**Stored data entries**
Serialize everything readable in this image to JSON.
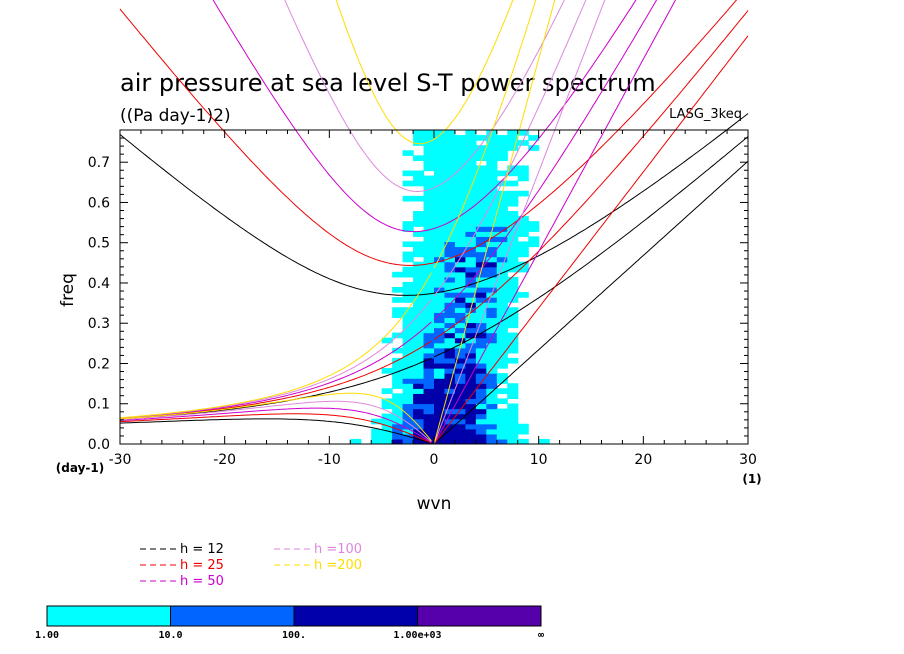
{
  "chart_data": {
    "type": "heatmap",
    "title": "air pressure at sea level S-T power spectrum",
    "units_label": "((Pa day-1)2)",
    "dataset_label": "LASG_3keq",
    "xlabel": "wvn",
    "ylabel": "freq",
    "x_unit_label": "(1)",
    "y_unit_label": "(day-1)",
    "xlim": [
      -30,
      30
    ],
    "ylim": [
      0.0,
      0.78
    ],
    "x_ticks": [
      "-30",
      "-20",
      "-10",
      "0",
      "10",
      "20",
      "30"
    ],
    "y_ticks": [
      "0.0",
      "0.1",
      "0.2",
      "0.3",
      "0.4",
      "0.5",
      "0.6",
      "0.7"
    ],
    "color_levels": [
      {
        "from": "1.00",
        "to": "10.0",
        "color": "#00ffff"
      },
      {
        "from": "10.0",
        "to": "100.",
        "color": "#0066ff"
      },
      {
        "from": "100.",
        "to": "1.00e+03",
        "color": "#0000aa"
      },
      {
        "from": "1.00e+03",
        "to": "∞",
        "color": "#5500aa"
      }
    ],
    "colorbar_labels": [
      "1.00",
      "10.0",
      "100.",
      "1.00e+03",
      "∞"
    ],
    "dispersion_curves": [
      {
        "label": "h = 12",
        "h": 12,
        "color": "#000000"
      },
      {
        "label": "h = 25",
        "h": 25,
        "color": "#ee0000"
      },
      {
        "label": "h = 50",
        "h": 50,
        "color": "#cc00cc"
      },
      {
        "label": "h =100",
        "h": 100,
        "color": "#dd88dd"
      },
      {
        "label": "h =200",
        "h": 200,
        "color": "#ffdd00"
      }
    ]
  }
}
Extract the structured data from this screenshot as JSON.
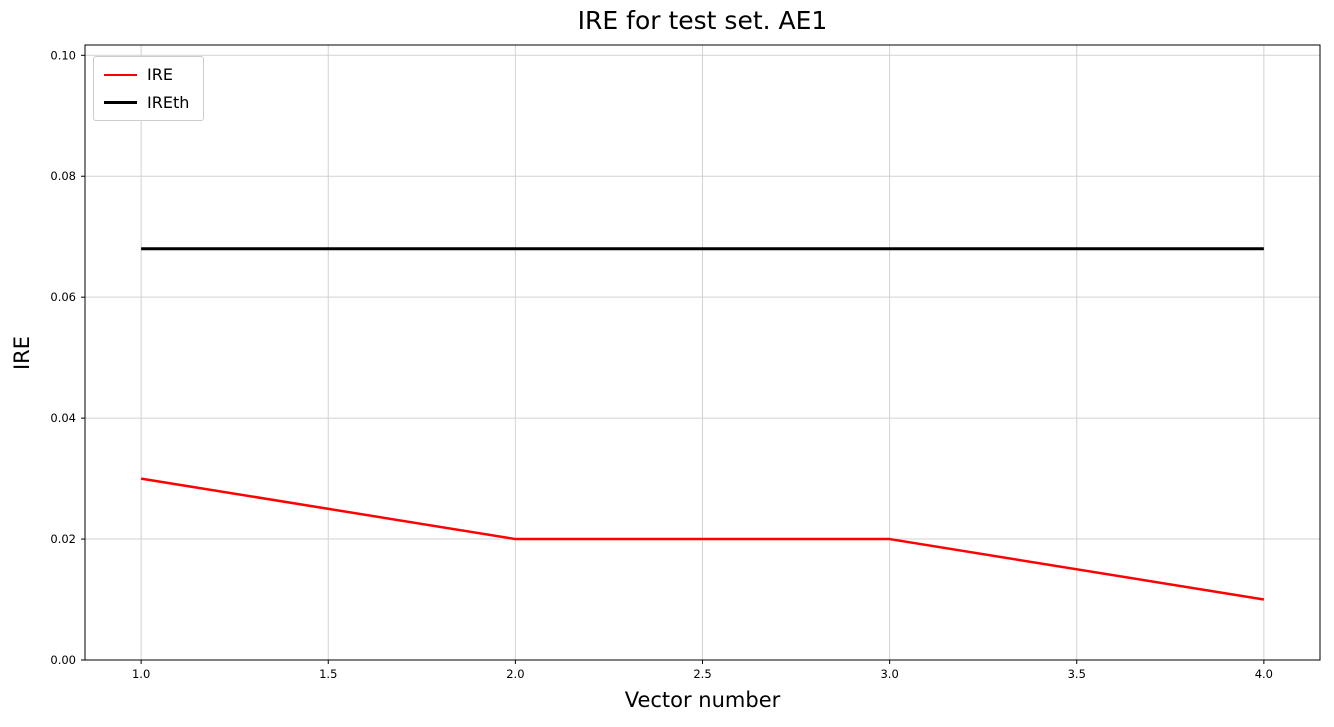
{
  "title": "IRE for test set. AE1",
  "chart_data": {
    "type": "line",
    "title": "IRE for test set. AE1",
    "xlabel": "Vector number",
    "ylabel": "IRE",
    "x": [
      1.0,
      2.0,
      3.0,
      4.0
    ],
    "series": [
      {
        "name": "IRE",
        "color": "#ff0000",
        "line_width": 2.5,
        "values": [
          0.03,
          0.02,
          0.02,
          0.01
        ]
      },
      {
        "name": "IREth",
        "color": "#000000",
        "line_width": 3,
        "values": [
          0.068,
          0.068,
          0.068,
          0.068
        ]
      }
    ],
    "xlim": [
      0.85,
      4.15
    ],
    "ylim": [
      0.0,
      0.1
    ],
    "xticks": [
      1.0,
      1.5,
      2.0,
      2.5,
      3.0,
      3.5,
      4.0
    ],
    "xtick_labels": [
      "1.0",
      "1.5",
      "2.0",
      "2.5",
      "3.0",
      "3.5",
      "4.0"
    ],
    "yticks": [
      0.0,
      0.02,
      0.04,
      0.06,
      0.08,
      0.1
    ],
    "ytick_labels": [
      "0.00",
      "0.02",
      "0.04",
      "0.06",
      "0.08",
      "0.10"
    ],
    "grid": true,
    "grid_color": "#d2d2d2",
    "frame_color": "#000000",
    "legend_position": "upper left",
    "legend": [
      "IRE",
      "IREth"
    ]
  }
}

**Required task**
Reproduce the full material exactly, excluding the pictures.

**Output for this task**
Serialize everything readable in this image to JSON.
{
  "chart_data": {
    "type": "heatmap",
    "title": "air pressure at sea level S-T power spectrum",
    "units_label": "((Pa day-1)2)",
    "dataset_label": "LASG_3keq",
    "xlabel": "wvn",
    "ylabel": "freq",
    "x_unit_label": "(1)",
    "y_unit_label": "(day-1)",
    "xlim": [
      -30,
      30
    ],
    "ylim": [
      0.0,
      0.78
    ],
    "x_ticks": [
      "-30",
      "-20",
      "-10",
      "0",
      "10",
      "20",
      "30"
    ],
    "y_ticks": [
      "0.0",
      "0.1",
      "0.2",
      "0.3",
      "0.4",
      "0.5",
      "0.6",
      "0.7"
    ],
    "color_levels": [
      {
        "from": "1.00",
        "to": "10.0",
        "color": "#00ffff"
      },
      {
        "from": "10.0",
        "to": "100.",
        "color": "#0066ff"
      },
      {
        "from": "100.",
        "to": "1.00e+03",
        "color": "#0000aa"
      },
      {
        "from": "1.00e+03",
        "to": "∞",
        "color": "#5500aa"
      }
    ],
    "colorbar_labels": [
      "1.00",
      "10.0",
      "100.",
      "1.00e+03",
      "∞"
    ],
    "dispersion_curves": [
      {
        "label": "h = 12",
        "h": 12,
        "color": "#000000"
      },
      {
        "label": "h = 25",
        "h": 25,
        "color": "#ee0000"
      },
      {
        "label": "h = 50",
        "h": 50,
        "color": "#cc00cc"
      },
      {
        "label": "h =100",
        "h": 100,
        "color": "#dd88dd"
      },
      {
        "label": "h =200",
        "h": 200,
        "color": "#ffdd00"
      }
    ]
  }
}
Extract the structured data from this screenshot as JSON.
{
  "title": "IRE for test set. AE1",
  "chart_data": {
    "type": "line",
    "title": "IRE for test set. AE1",
    "xlabel": "Vector number",
    "ylabel": "IRE",
    "x": [
      1.0,
      2.0,
      3.0,
      4.0
    ],
    "series": [
      {
        "name": "IRE",
        "color": "#ff0000",
        "line_width": 2.5,
        "values": [
          0.03,
          0.02,
          0.02,
          0.01
        ]
      },
      {
        "name": "IREth",
        "color": "#000000",
        "line_width": 3,
        "values": [
          0.068,
          0.068,
          0.068,
          0.068
        ]
      }
    ],
    "xlim": [
      0.85,
      4.15
    ],
    "ylim": [
      0.0,
      0.1
    ],
    "xticks": [
      1.0,
      1.5,
      2.0,
      2.5,
      3.0,
      3.5,
      4.0
    ],
    "xtick_labels": [
      "1.0",
      "1.5",
      "2.0",
      "2.5",
      "3.0",
      "3.5",
      "4.0"
    ],
    "yticks": [
      0.0,
      0.02,
      0.04,
      0.06,
      0.08,
      0.1
    ],
    "ytick_labels": [
      "0.00",
      "0.02",
      "0.04",
      "0.06",
      "0.08",
      "0.10"
    ],
    "grid": true,
    "grid_color": "#d2d2d2",
    "frame_color": "#000000",
    "legend_position": "upper left",
    "legend": [
      "IRE",
      "IREth"
    ]
  }
}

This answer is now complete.